**RECORDS FOR THIS TASK**
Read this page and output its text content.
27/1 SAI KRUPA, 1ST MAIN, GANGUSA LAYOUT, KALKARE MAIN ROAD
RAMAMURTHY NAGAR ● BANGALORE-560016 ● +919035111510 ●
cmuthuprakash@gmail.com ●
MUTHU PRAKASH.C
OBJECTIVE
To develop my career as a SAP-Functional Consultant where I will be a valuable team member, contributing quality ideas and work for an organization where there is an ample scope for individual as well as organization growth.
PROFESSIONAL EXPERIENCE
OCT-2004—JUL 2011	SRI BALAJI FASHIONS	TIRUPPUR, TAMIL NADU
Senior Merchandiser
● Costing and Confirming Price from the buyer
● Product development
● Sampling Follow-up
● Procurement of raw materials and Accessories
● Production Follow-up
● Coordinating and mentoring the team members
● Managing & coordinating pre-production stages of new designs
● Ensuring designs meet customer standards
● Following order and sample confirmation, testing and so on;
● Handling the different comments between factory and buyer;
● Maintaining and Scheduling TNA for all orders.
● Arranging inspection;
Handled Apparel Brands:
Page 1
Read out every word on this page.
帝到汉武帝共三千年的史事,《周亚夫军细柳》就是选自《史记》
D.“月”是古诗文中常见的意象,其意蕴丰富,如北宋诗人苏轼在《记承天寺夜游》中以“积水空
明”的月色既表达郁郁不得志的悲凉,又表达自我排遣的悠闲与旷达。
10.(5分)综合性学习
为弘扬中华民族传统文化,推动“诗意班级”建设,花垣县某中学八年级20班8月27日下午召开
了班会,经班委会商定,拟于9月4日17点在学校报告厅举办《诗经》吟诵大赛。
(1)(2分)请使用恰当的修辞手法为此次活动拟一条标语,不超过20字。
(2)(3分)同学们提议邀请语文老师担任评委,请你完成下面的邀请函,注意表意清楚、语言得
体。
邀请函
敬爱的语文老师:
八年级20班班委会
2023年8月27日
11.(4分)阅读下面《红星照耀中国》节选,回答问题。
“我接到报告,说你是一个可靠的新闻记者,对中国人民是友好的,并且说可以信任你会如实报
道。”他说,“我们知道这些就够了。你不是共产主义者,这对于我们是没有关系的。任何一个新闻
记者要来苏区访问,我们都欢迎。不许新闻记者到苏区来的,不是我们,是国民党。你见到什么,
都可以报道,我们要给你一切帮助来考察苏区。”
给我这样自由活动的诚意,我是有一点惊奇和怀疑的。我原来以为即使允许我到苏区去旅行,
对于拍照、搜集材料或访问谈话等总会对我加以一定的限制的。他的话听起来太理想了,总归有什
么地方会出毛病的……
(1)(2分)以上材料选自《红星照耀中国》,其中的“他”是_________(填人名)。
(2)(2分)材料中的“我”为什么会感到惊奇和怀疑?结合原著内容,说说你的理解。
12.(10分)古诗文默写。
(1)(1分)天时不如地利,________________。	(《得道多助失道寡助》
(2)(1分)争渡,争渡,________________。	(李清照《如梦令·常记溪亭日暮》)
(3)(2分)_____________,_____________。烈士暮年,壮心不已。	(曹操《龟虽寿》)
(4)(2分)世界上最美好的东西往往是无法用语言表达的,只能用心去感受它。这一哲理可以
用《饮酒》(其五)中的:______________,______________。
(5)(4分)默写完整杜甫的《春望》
---
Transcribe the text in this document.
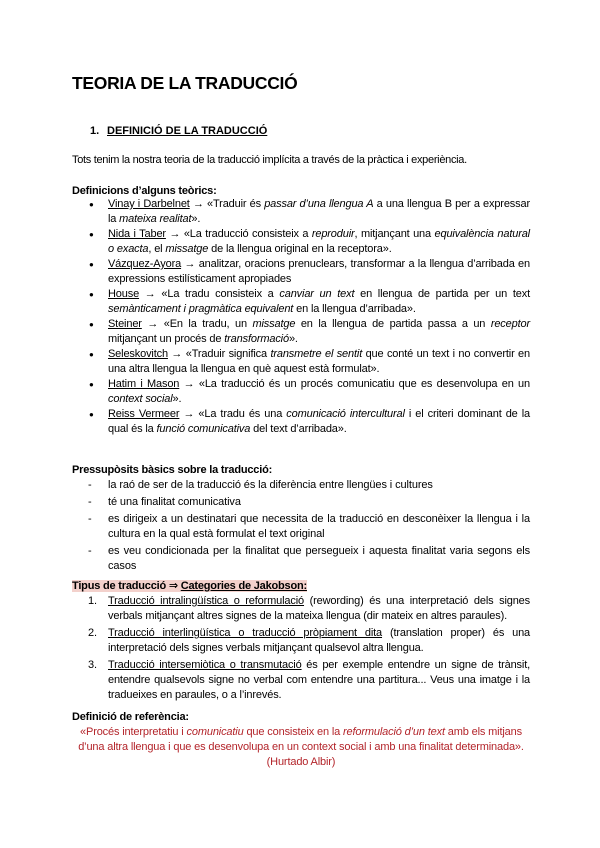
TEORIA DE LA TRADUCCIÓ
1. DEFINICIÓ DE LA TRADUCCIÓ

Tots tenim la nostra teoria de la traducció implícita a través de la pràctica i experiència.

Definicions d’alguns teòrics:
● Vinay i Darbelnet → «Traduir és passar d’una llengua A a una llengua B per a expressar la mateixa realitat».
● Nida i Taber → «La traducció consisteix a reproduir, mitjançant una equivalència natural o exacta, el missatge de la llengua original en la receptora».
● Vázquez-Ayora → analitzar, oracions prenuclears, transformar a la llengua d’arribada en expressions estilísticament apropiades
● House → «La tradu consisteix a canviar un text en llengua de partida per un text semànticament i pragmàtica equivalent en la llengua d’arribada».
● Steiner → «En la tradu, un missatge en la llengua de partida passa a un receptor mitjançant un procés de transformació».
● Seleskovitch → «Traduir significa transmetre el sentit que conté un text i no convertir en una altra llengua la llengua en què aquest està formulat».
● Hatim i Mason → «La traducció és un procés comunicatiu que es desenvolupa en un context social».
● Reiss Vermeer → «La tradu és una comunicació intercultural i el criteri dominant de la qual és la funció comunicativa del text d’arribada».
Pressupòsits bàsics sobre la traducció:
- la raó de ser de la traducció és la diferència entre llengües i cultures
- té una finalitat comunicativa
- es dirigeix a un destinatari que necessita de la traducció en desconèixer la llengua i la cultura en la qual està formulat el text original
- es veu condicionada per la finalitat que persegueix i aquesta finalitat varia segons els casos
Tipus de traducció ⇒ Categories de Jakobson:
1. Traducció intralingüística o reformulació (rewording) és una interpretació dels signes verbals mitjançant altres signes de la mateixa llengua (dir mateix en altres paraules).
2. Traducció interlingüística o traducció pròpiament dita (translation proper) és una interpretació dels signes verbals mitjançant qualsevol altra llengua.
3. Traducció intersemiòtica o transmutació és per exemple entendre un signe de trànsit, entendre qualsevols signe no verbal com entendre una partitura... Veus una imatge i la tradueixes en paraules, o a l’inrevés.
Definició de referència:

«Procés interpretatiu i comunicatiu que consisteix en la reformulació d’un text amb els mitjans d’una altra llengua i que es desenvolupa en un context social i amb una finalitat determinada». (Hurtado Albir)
--
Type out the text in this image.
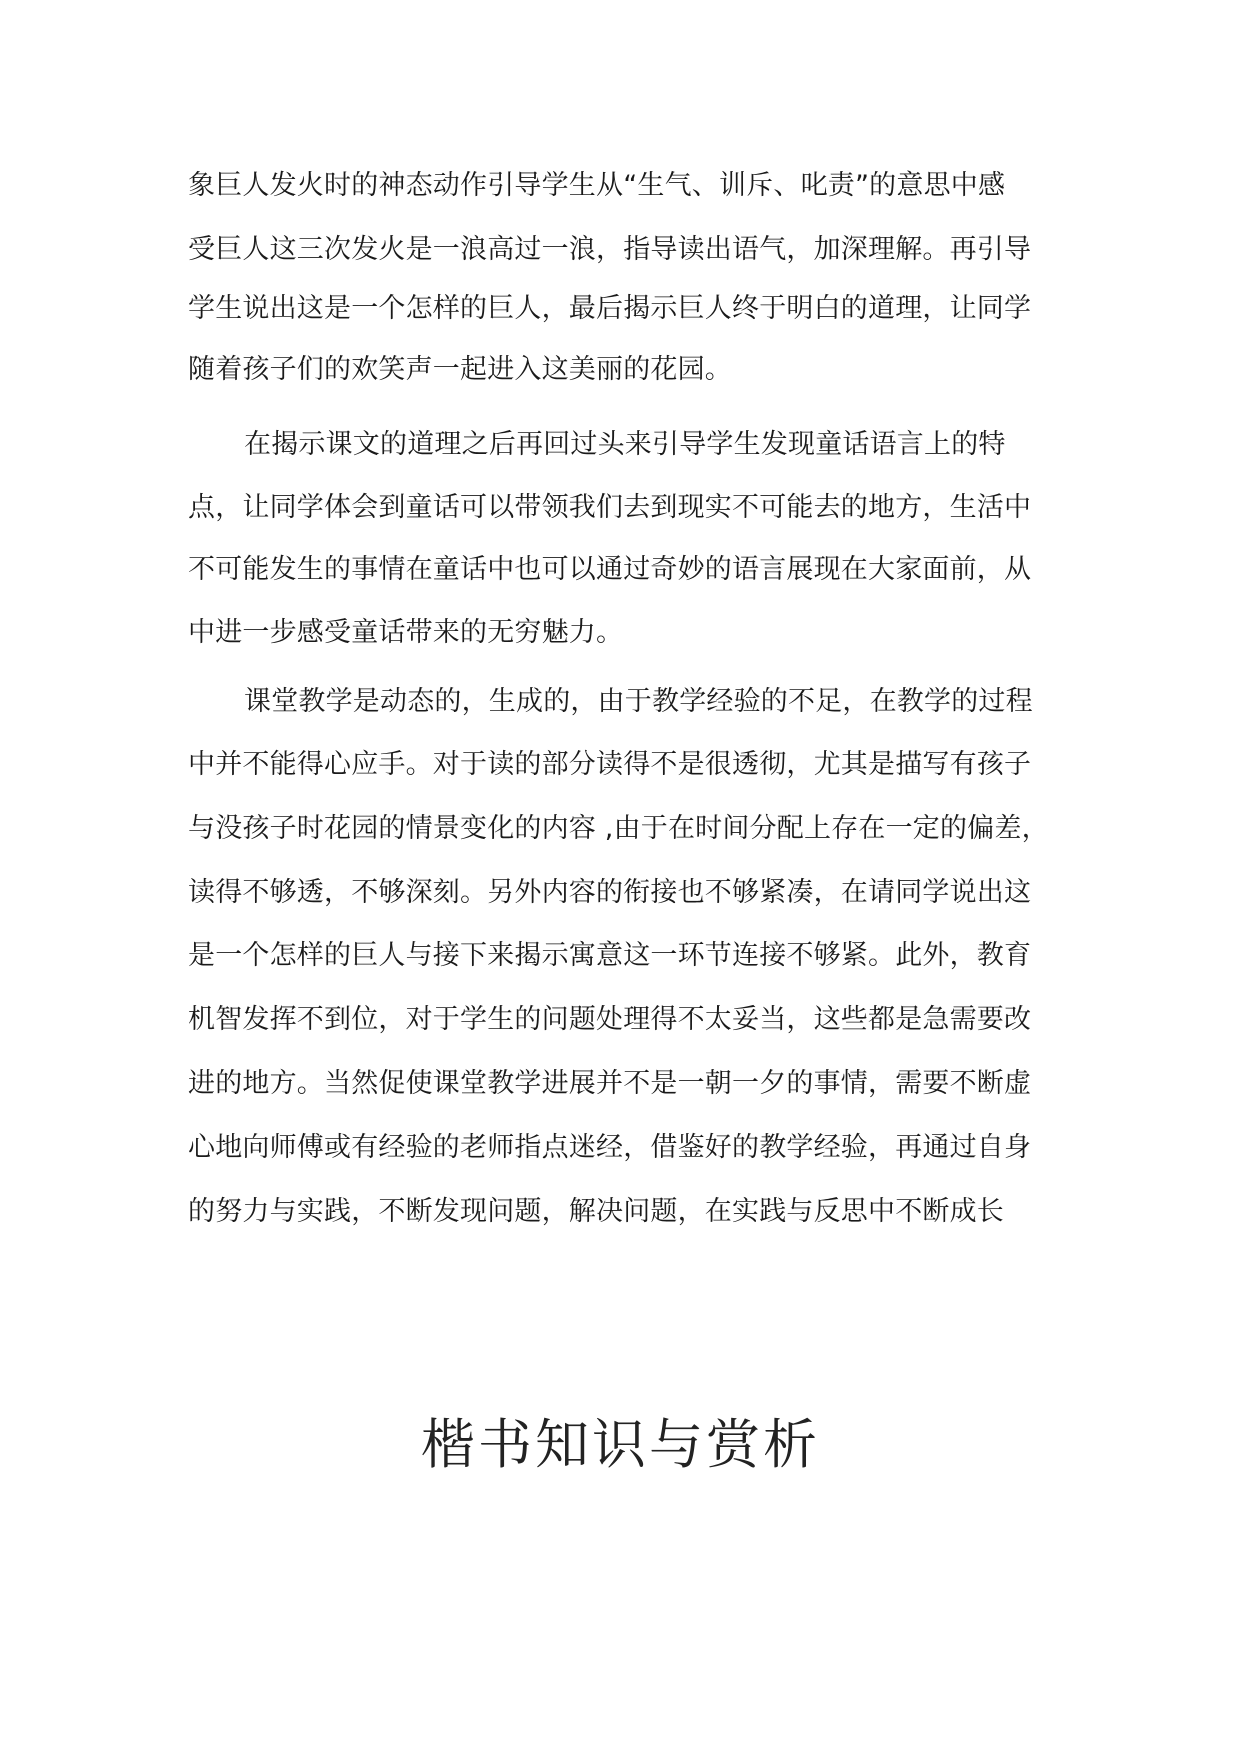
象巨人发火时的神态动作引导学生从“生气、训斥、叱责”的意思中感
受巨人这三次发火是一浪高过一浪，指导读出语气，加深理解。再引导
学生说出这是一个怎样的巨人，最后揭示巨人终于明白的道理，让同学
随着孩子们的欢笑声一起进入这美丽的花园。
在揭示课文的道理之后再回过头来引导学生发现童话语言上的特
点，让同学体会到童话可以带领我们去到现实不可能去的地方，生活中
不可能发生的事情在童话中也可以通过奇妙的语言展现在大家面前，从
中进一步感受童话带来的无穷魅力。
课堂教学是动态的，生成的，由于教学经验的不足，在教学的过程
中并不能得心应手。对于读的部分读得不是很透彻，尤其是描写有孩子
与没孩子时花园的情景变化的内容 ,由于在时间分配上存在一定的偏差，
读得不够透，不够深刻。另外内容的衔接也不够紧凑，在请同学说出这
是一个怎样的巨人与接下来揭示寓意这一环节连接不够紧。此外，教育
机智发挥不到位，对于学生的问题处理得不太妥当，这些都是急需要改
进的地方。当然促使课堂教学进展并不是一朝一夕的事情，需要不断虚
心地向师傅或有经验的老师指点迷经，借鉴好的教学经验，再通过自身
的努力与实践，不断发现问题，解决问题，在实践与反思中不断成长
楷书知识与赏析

**YOUR TASK**
Return every line in the listing that contains the word "designs".

**SOLUTION TO THE PROBLEM**
● Managing & coordinating pre-production stages of new designs
● Ensuring designs meet customer standards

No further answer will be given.